BEGIN DATA LINES
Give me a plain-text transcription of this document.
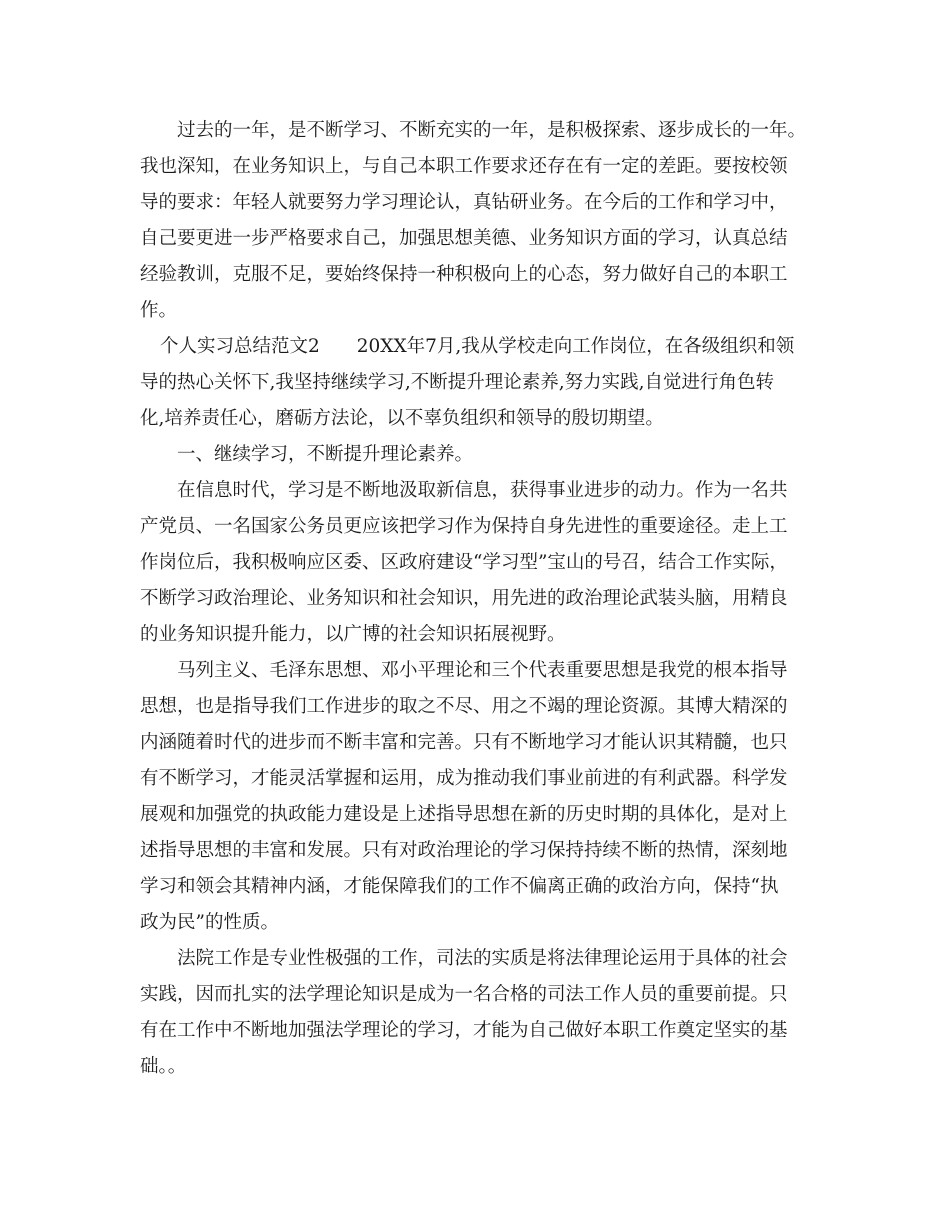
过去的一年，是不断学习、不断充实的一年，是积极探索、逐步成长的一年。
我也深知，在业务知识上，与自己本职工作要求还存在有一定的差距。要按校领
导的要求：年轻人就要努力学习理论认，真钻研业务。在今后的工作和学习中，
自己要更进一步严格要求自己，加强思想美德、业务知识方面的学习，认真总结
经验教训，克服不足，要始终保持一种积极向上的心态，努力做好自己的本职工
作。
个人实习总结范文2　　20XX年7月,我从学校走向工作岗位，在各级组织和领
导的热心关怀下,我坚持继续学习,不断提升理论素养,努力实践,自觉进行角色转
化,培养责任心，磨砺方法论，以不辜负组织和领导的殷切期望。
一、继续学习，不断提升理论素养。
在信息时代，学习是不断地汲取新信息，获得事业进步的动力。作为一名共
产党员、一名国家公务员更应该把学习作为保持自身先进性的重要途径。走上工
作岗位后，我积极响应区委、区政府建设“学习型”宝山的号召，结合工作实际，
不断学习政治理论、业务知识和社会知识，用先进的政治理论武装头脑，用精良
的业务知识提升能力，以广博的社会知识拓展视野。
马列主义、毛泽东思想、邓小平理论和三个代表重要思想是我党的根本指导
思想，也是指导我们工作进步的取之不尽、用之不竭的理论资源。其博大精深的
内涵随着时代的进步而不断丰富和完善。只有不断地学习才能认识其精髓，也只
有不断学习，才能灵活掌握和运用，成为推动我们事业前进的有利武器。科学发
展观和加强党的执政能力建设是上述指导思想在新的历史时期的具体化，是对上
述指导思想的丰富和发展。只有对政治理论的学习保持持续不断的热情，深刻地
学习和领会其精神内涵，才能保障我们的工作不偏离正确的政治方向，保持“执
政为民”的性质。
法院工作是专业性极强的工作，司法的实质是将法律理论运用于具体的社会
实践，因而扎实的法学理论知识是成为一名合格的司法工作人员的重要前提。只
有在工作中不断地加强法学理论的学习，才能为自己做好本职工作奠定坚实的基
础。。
END DATA LINES
BEGIN DATA LINES
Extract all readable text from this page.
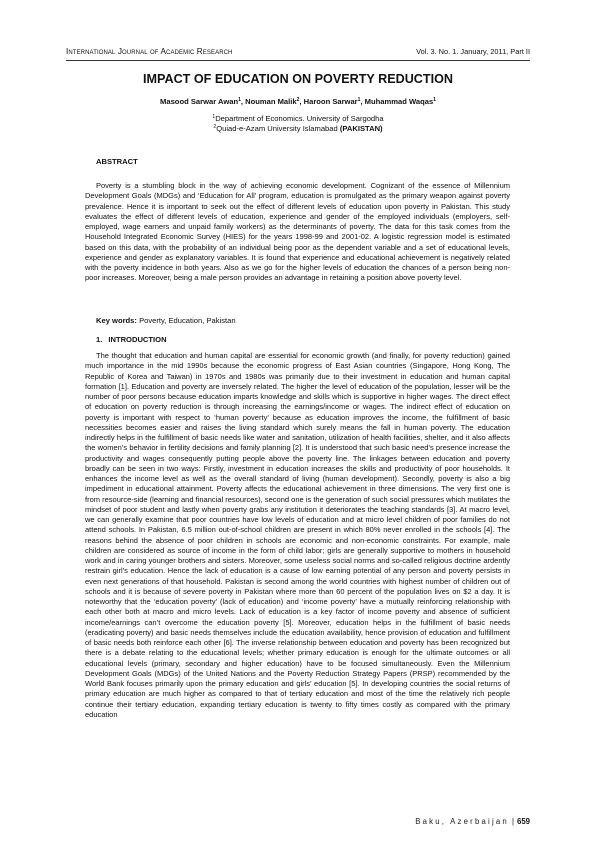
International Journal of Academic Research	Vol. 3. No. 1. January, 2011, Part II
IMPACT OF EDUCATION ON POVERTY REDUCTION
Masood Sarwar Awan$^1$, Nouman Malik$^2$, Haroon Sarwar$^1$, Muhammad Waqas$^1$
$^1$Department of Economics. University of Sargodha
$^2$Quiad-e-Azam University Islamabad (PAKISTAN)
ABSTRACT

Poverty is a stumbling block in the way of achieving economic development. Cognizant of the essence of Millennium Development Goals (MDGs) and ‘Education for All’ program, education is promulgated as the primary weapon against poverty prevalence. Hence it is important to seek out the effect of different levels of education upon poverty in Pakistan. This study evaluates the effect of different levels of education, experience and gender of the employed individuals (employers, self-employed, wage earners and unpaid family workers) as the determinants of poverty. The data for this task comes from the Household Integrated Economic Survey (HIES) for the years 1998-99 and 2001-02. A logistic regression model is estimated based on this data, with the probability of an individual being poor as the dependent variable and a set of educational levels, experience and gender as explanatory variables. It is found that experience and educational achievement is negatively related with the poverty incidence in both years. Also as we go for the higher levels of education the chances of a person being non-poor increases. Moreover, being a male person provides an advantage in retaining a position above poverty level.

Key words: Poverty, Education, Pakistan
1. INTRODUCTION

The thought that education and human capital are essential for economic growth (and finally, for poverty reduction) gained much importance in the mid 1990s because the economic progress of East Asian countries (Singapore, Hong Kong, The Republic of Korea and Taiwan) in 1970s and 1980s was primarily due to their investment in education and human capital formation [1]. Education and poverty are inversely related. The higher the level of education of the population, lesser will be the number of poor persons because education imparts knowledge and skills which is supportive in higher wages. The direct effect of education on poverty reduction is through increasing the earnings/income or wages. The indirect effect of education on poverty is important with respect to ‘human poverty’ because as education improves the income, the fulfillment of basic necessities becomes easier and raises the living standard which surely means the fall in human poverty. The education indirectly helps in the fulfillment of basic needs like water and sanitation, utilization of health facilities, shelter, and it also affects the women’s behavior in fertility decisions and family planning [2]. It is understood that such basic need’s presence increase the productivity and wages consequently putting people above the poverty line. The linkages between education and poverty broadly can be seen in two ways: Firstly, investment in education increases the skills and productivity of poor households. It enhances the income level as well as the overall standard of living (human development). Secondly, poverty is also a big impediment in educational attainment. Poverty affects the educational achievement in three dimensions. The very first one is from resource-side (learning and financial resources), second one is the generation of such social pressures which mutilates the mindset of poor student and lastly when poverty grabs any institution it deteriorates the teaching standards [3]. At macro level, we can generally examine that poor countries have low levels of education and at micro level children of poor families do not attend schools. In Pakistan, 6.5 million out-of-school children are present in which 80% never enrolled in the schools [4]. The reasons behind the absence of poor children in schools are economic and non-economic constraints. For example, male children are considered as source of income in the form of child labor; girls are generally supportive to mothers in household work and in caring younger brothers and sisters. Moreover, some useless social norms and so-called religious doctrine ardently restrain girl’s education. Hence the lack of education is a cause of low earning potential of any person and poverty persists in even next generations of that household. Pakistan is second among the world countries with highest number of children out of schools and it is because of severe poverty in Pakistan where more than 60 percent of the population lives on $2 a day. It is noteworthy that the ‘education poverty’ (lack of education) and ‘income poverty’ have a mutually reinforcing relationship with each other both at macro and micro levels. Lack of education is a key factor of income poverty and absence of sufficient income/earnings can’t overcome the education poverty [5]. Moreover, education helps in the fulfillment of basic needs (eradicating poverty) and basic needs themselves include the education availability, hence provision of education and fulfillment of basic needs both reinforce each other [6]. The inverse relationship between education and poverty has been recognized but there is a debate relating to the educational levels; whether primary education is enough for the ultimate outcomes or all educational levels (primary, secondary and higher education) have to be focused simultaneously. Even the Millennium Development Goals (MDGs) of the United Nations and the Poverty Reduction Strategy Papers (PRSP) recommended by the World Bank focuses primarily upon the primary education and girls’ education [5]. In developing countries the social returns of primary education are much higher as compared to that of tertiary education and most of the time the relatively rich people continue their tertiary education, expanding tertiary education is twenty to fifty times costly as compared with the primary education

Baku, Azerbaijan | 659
END DATA LINES
[PROBLEM REQUIREMENTS]: Pull out each line of the records holding the string "text".

[CORRECT RESPONSE]:
Give me a plain-text transcription of this document.
Extract all readable text from this page.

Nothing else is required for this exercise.